● WHAT IS REQUIRED
Omit all pictures and give the records below again exactly as written.

Dataset excerpt
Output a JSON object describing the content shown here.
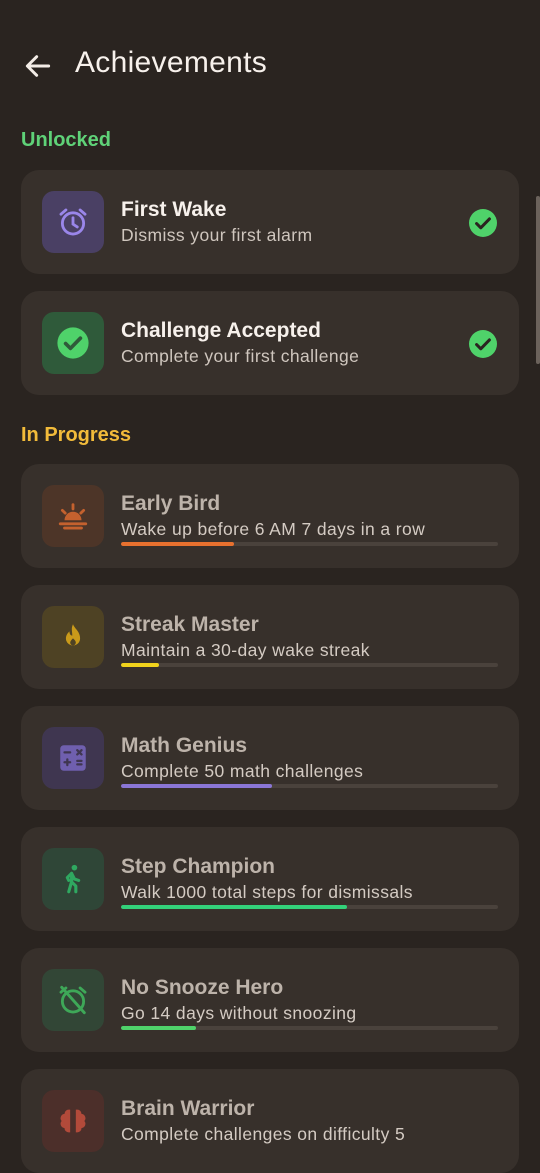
{
  "header": {
    "title": "Achievements"
  },
  "sections": {
    "unlocked": {
      "label": "Unlocked",
      "color": "#5fd278"
    },
    "in_progress": {
      "label": "In Progress",
      "color": "#f2bb3a"
    }
  },
  "unlocked": [
    {
      "title": "First Wake",
      "desc": "Dismiss your first alarm",
      "icon": "alarm-clock-icon",
      "completed": true
    },
    {
      "title": "Challenge Accepted",
      "desc": "Complete your first challenge",
      "icon": "check-circle-icon",
      "completed": true
    }
  ],
  "in_progress": [
    {
      "title": "Early Bird",
      "desc": "Wake up before 6 AM 7 days in a row",
      "icon": "sunrise-icon",
      "progress": 0.3,
      "color": "#e8712f"
    },
    {
      "title": "Streak Master",
      "desc": "Maintain a 30-day wake streak",
      "icon": "flame-icon",
      "progress": 0.1,
      "color": "#f0d21c"
    },
    {
      "title": "Math Genius",
      "desc": "Complete 50 math challenges",
      "icon": "calculator-icon",
      "progress": 0.4,
      "color": "#8a76d6"
    },
    {
      "title": "Step Champion",
      "desc": "Walk 1000 total steps for dismissals",
      "icon": "walking-icon",
      "progress": 0.6,
      "color": "#33d17a"
    },
    {
      "title": "No Snooze Hero",
      "desc": "Go 14 days without snoozing",
      "icon": "snooze-off-icon",
      "progress": 0.2,
      "color": "#4fd26a"
    },
    {
      "title": "Brain Warrior",
      "desc": "Complete challenges on difficulty 5",
      "icon": "brain-icon",
      "progress": 0.0,
      "color": "#d15a45"
    }
  ]
}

● RESPONSE
Output a JSON object describing the content shown here.
{
  "header": {
    "title": "Achievements"
  },
  "sections": {
    "unlocked": {
      "label": "Unlocked",
      "color": "#5fd278"
    },
    "in_progress": {
      "label": "In Progress",
      "color": "#f2bb3a"
    }
  },
  "unlocked": [
    {
      "title": "First Wake",
      "desc": "Dismiss your first alarm",
      "icon": "alarm-clock-icon",
      "completed": true
    },
    {
      "title": "Challenge Accepted",
      "desc": "Complete your first challenge",
      "icon": "check-circle-icon",
      "completed": true
    }
  ],
  "in_progress": [
    {
      "title": "Early Bird",
      "desc": "Wake up before 6 AM 7 days in a row",
      "icon": "sunrise-icon",
      "progress": 0.3,
      "color": "#e8712f"
    },
    {
      "title": "Streak Master",
      "desc": "Maintain a 30-day wake streak",
      "icon": "flame-icon",
      "progress": 0.1,
      "color": "#f0d21c"
    },
    {
      "title": "Math Genius",
      "desc": "Complete 50 math challenges",
      "icon": "calculator-icon",
      "progress": 0.4,
      "color": "#8a76d6"
    },
    {
      "title": "Step Champion",
      "desc": "Walk 1000 total steps for dismissals",
      "icon": "walking-icon",
      "progress": 0.6,
      "color": "#33d17a"
    },
    {
      "title": "No Snooze Hero",
      "desc": "Go 14 days without snoozing",
      "icon": "snooze-off-icon",
      "progress": 0.2,
      "color": "#4fd26a"
    },
    {
      "title": "Brain Warrior",
      "desc": "Complete challenges on difficulty 5",
      "icon": "brain-icon",
      "progress": 0.0,
      "color": "#d15a45"
    }
  ]
}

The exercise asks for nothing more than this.